## Exercise directions
Show all lines holding "this".

Stored entries
↓↓↓

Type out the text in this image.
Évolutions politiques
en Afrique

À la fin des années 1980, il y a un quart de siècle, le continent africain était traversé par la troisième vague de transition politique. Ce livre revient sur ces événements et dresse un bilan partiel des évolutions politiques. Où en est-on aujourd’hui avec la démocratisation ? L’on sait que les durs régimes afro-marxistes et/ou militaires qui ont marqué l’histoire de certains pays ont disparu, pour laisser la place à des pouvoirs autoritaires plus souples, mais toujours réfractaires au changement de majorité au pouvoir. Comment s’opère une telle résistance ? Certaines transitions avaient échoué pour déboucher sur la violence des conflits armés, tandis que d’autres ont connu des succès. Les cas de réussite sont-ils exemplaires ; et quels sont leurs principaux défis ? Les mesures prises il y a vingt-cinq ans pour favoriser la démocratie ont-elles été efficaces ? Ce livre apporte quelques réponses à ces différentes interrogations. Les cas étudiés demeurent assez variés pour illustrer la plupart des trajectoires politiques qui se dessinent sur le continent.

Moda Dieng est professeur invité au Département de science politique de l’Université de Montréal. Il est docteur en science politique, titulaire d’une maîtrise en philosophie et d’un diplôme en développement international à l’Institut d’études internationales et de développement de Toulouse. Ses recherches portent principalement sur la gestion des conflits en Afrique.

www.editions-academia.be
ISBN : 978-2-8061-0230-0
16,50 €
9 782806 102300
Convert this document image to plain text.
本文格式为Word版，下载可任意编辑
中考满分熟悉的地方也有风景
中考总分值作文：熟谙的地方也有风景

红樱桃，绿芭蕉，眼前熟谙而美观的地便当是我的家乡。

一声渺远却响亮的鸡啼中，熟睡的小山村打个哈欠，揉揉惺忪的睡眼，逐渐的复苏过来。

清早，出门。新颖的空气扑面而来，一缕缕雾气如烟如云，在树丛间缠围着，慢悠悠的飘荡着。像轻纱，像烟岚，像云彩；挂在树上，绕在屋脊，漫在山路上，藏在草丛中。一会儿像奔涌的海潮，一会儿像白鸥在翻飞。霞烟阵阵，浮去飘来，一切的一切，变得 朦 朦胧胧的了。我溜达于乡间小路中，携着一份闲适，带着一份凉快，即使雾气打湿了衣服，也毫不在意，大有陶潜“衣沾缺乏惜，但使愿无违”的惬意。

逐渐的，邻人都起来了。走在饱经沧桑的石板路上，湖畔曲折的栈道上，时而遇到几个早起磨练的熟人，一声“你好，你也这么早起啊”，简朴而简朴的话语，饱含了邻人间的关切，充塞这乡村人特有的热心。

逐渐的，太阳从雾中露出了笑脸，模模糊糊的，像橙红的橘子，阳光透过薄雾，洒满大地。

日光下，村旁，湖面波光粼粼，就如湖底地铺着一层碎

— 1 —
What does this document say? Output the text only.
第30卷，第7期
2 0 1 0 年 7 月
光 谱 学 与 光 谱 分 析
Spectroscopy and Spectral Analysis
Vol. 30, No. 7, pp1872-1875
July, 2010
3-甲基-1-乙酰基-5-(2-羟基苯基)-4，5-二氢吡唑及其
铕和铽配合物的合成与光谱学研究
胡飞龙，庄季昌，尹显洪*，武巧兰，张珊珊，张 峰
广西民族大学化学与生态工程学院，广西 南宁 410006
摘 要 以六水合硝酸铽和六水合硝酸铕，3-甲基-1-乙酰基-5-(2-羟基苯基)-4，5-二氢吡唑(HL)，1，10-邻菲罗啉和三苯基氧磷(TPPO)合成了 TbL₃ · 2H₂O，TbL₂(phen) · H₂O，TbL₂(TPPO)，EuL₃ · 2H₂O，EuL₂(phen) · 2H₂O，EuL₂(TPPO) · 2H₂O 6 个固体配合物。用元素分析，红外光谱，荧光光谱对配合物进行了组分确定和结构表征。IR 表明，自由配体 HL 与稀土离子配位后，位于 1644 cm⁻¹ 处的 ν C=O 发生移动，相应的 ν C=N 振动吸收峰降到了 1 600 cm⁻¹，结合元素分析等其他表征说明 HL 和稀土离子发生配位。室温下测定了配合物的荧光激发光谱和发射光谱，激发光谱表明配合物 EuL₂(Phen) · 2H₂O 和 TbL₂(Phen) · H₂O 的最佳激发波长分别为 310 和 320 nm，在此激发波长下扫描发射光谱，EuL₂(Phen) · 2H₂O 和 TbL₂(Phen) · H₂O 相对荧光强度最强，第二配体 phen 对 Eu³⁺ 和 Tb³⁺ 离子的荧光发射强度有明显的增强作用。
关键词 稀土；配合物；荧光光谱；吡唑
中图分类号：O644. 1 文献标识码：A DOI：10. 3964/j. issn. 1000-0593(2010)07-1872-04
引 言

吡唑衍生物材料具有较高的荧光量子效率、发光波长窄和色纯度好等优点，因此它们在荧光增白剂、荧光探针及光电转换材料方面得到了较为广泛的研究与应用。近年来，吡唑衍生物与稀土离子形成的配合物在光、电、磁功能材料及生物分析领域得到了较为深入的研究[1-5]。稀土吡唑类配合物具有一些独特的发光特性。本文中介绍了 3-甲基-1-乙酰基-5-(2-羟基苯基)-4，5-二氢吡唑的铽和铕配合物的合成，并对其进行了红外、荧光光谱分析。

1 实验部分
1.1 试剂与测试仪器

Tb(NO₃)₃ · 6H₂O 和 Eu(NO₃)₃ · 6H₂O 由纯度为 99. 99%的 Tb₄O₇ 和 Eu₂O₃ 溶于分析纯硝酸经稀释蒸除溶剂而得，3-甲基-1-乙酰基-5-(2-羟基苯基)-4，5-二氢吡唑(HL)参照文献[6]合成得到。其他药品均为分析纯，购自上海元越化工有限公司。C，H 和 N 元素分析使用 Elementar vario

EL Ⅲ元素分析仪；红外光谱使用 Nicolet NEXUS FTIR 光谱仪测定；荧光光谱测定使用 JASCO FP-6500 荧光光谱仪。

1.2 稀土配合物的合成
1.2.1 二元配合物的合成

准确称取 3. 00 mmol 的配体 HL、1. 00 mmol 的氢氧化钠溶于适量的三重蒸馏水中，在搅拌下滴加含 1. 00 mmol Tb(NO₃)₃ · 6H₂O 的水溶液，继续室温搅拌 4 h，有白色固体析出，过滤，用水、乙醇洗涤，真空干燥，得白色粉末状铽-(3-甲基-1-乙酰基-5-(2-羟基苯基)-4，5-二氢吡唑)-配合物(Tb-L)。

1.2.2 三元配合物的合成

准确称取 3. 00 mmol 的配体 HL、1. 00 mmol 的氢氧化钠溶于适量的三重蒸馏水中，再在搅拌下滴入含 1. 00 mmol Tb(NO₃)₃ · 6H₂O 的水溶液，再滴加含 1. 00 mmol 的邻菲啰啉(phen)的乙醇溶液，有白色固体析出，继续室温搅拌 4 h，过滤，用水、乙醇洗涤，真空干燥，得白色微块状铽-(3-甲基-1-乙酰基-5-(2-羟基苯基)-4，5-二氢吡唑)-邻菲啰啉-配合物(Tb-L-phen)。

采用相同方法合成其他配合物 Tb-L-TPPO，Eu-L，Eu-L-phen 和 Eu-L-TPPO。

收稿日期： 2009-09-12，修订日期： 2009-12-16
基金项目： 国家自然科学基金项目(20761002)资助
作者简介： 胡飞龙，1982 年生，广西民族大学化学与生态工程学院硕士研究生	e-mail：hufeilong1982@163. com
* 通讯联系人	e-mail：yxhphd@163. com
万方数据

↑↑↑

## Final result
Type out the text in this image.
Convert this document image to plain text.
What does this document say? Output the text only.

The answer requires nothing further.